**Extracted records**:

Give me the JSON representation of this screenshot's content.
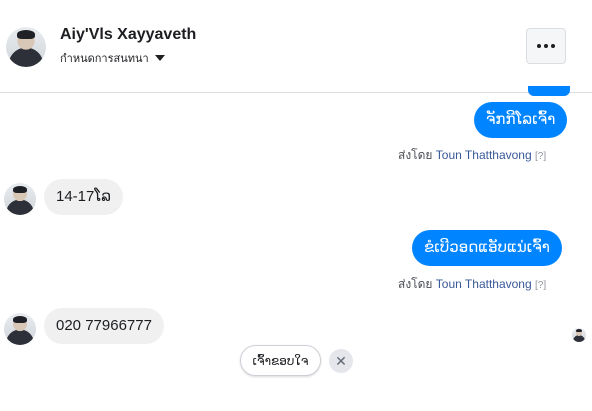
{
  "header": {
    "contact_name": "Aiy'Vls Xayyaveth",
    "subtitle": "กำหนดการสนทนา",
    "menu_icon": "more-horizontal-icon"
  },
  "messages": [
    {
      "direction": "outgoing",
      "text": "ຈັກກີໂລເຈົ້າ",
      "sent_by_prefix": "ส่งโดย",
      "sent_by_name": "Toun Thatthavong",
      "help": "[?]"
    },
    {
      "direction": "incoming",
      "text": "14-17ໂລ"
    },
    {
      "direction": "outgoing",
      "text": "ຂໍເບີວອດແອັບແນ່ເຈົ້າ",
      "sent_by_prefix": "ส่งโดย",
      "sent_by_name": "Toun Thatthavong",
      "help": "[?]"
    },
    {
      "direction": "incoming",
      "text": "020 77966777"
    }
  ],
  "quick_reply": {
    "label": "ເຈົ້າຂອບໃຈ",
    "close_symbol": "✕"
  },
  "colors": {
    "outgoing_bubble": "#0084ff",
    "incoming_bubble": "#f0f0f0",
    "sender_link": "#385898"
  }
}
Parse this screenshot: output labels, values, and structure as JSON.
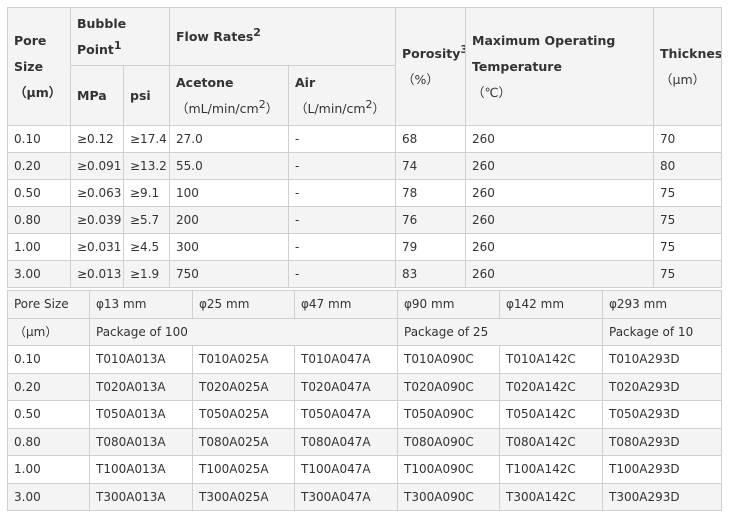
{
  "spec": {
    "header": {
      "pore_size": [
        "Pore",
        "Size",
        "（μm）"
      ],
      "bubble_point": [
        "Bubble",
        "Point"
      ],
      "bubble_point_sup": "1",
      "mpa": "MPa",
      "psi": "psi",
      "flow_rates": "Flow Rates",
      "flow_rates_sup": "2",
      "acetone": "Acetone",
      "acetone_unit_pre": "（mL/min/cm",
      "acetone_unit_sup": "2",
      "acetone_unit_post": "）",
      "air": "Air",
      "air_unit_pre": "（L/min/cm",
      "air_unit_sup": "2",
      "air_unit_post": "）",
      "porosity": "Porosity",
      "porosity_sup": "3",
      "porosity_unit": "（%）",
      "max_temp": [
        "Maximum Operating",
        "Temperature",
        "（℃）"
      ],
      "thickness": "Thickness",
      "thickness_unit": "（μm）"
    },
    "rows": [
      {
        "pore": "0.10",
        "mpa": "≥0.12",
        "psi": "≥17.4",
        "acetone": "27.0",
        "air": "-",
        "porosity": "68",
        "temp": "260",
        "thickness": "70"
      },
      {
        "pore": "0.20",
        "mpa": "≥0.091",
        "psi": "≥13.2",
        "acetone": "55.0",
        "air": "-",
        "porosity": "74",
        "temp": "260",
        "thickness": "80"
      },
      {
        "pore": "0.50",
        "mpa": "≥0.063",
        "psi": "≥9.1",
        "acetone": "100",
        "air": "-",
        "porosity": "78",
        "temp": "260",
        "thickness": "75"
      },
      {
        "pore": "0.80",
        "mpa": "≥0.039",
        "psi": "≥5.7",
        "acetone": "200",
        "air": "-",
        "porosity": "76",
        "temp": "260",
        "thickness": "75"
      },
      {
        "pore": "1.00",
        "mpa": "≥0.031",
        "psi": "≥4.5",
        "acetone": "300",
        "air": "-",
        "porosity": "79",
        "temp": "260",
        "thickness": "75"
      },
      {
        "pore": "3.00",
        "mpa": "≥0.013",
        "psi": "≥1.9",
        "acetone": "750",
        "air": "-",
        "porosity": "83",
        "temp": "260",
        "thickness": "75"
      }
    ]
  },
  "catalog": {
    "header": {
      "pore_size": "Pore Size",
      "pore_unit": "（μm）",
      "sizes": [
        "φ13 mm",
        "φ25 mm",
        "φ47 mm",
        "φ90 mm",
        "φ142 mm",
        "φ293 mm"
      ],
      "pkg_100": "Package of 100",
      "pkg_25": "Package of 25",
      "pkg_10": "Package of 10"
    },
    "rows": [
      {
        "pore": "0.10",
        "codes": [
          "T010A013A",
          "T010A025A",
          "T010A047A",
          "T010A090C",
          "T010A142C",
          "T010A293D"
        ]
      },
      {
        "pore": "0.20",
        "codes": [
          "T020A013A",
          "T020A025A",
          "T020A047A",
          "T020A090C",
          "T020A142C",
          "T020A293D"
        ]
      },
      {
        "pore": "0.50",
        "codes": [
          "T050A013A",
          "T050A025A",
          "T050A047A",
          "T050A090C",
          "T050A142C",
          "T050A293D"
        ]
      },
      {
        "pore": "0.80",
        "codes": [
          "T080A013A",
          "T080A025A",
          "T080A047A",
          "T080A090C",
          "T080A142C",
          "T080A293D"
        ]
      },
      {
        "pore": "1.00",
        "codes": [
          "T100A013A",
          "T100A025A",
          "T100A047A",
          "T100A090C",
          "T100A142C",
          "T100A293D"
        ]
      },
      {
        "pore": "3.00",
        "codes": [
          "T300A013A",
          "T300A025A",
          "T300A047A",
          "T300A090C",
          "T300A142C",
          "T300A293D"
        ]
      }
    ]
  }
}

**Instruction**: Quote every record above exactly, leaving out the pictures.

**Exercise result**:
Give me the JSON representation of this screenshot's content.
{
  "header": {
    "contact_name": "Aiy'Vls Xayyaveth",
    "subtitle": "กำหนดการสนทนา",
    "menu_icon": "more-horizontal-icon"
  },
  "messages": [
    {
      "direction": "outgoing",
      "text": "ຈັກກີໂລເຈົ້າ",
      "sent_by_prefix": "ส่งโดย",
      "sent_by_name": "Toun Thatthavong",
      "help": "[?]"
    },
    {
      "direction": "incoming",
      "text": "14-17ໂລ"
    },
    {
      "direction": "outgoing",
      "text": "ຂໍເບີວອດແອັບແນ່ເຈົ້າ",
      "sent_by_prefix": "ส่งโดย",
      "sent_by_name": "Toun Thatthavong",
      "help": "[?]"
    },
    {
      "direction": "incoming",
      "text": "020 77966777"
    }
  ],
  "quick_reply": {
    "label": "ເຈົ້າຂອບໃຈ",
    "close_symbol": "✕"
  },
  "colors": {
    "outgoing_bubble": "#0084ff",
    "incoming_bubble": "#f0f0f0",
    "sender_link": "#385898"
  }
}
Parse this screenshot: output labels, values, and structure as JSON.
{
  "spec": {
    "header": {
      "pore_size": [
        "Pore",
        "Size",
        "（μm）"
      ],
      "bubble_point": [
        "Bubble",
        "Point"
      ],
      "bubble_point_sup": "1",
      "mpa": "MPa",
      "psi": "psi",
      "flow_rates": "Flow Rates",
      "flow_rates_sup": "2",
      "acetone": "Acetone",
      "acetone_unit_pre": "（mL/min/cm",
      "acetone_unit_sup": "2",
      "acetone_unit_post": "）",
      "air": "Air",
      "air_unit_pre": "（L/min/cm",
      "air_unit_sup": "2",
      "air_unit_post": "）",
      "porosity": "Porosity",
      "porosity_sup": "3",
      "porosity_unit": "（%）",
      "max_temp": [
        "Maximum Operating",
        "Temperature",
        "（℃）"
      ],
      "thickness": "Thickness",
      "thickness_unit": "（μm）"
    },
    "rows": [
      {
        "pore": "0.10",
        "mpa": "≥0.12",
        "psi": "≥17.4",
        "acetone": "27.0",
        "air": "-",
        "porosity": "68",
        "temp": "260",
        "thickness": "70"
      },
      {
        "pore": "0.20",
        "mpa": "≥0.091",
        "psi": "≥13.2",
        "acetone": "55.0",
        "air": "-",
        "porosity": "74",
        "temp": "260",
        "thickness": "80"
      },
      {
        "pore": "0.50",
        "mpa": "≥0.063",
        "psi": "≥9.1",
        "acetone": "100",
        "air": "-",
        "porosity": "78",
        "temp": "260",
        "thickness": "75"
      },
      {
        "pore": "0.80",
        "mpa": "≥0.039",
        "psi": "≥5.7",
        "acetone": "200",
        "air": "-",
        "porosity": "76",
        "temp": "260",
        "thickness": "75"
      },
      {
        "pore": "1.00",
        "mpa": "≥0.031",
        "psi": "≥4.5",
        "acetone": "300",
        "air": "-",
        "porosity": "79",
        "temp": "260",
        "thickness": "75"
      },
      {
        "pore": "3.00",
        "mpa": "≥0.013",
        "psi": "≥1.9",
        "acetone": "750",
        "air": "-",
        "porosity": "83",
        "temp": "260",
        "thickness": "75"
      }
    ]
  },
  "catalog": {
    "header": {
      "pore_size": "Pore Size",
      "pore_unit": "（μm）",
      "sizes": [
        "φ13 mm",
        "φ25 mm",
        "φ47 mm",
        "φ90 mm",
        "φ142 mm",
        "φ293 mm"
      ],
      "pkg_100": "Package of 100",
      "pkg_25": "Package of 25",
      "pkg_10": "Package of 10"
    },
    "rows": [
      {
        "pore": "0.10",
        "codes": [
          "T010A013A",
          "T010A025A",
          "T010A047A",
          "T010A090C",
          "T010A142C",
          "T010A293D"
        ]
      },
      {
        "pore": "0.20",
        "codes": [
          "T020A013A",
          "T020A025A",
          "T020A047A",
          "T020A090C",
          "T020A142C",
          "T020A293D"
        ]
      },
      {
        "pore": "0.50",
        "codes": [
          "T050A013A",
          "T050A025A",
          "T050A047A",
          "T050A090C",
          "T050A142C",
          "T050A293D"
        ]
      },
      {
        "pore": "0.80",
        "codes": [
          "T080A013A",
          "T080A025A",
          "T080A047A",
          "T080A090C",
          "T080A142C",
          "T080A293D"
        ]
      },
      {
        "pore": "1.00",
        "codes": [
          "T100A013A",
          "T100A025A",
          "T100A047A",
          "T100A090C",
          "T100A142C",
          "T100A293D"
        ]
      },
      {
        "pore": "3.00",
        "codes": [
          "T300A013A",
          "T300A025A",
          "T300A047A",
          "T300A090C",
          "T300A142C",
          "T300A293D"
        ]
      }
    ]
  }
}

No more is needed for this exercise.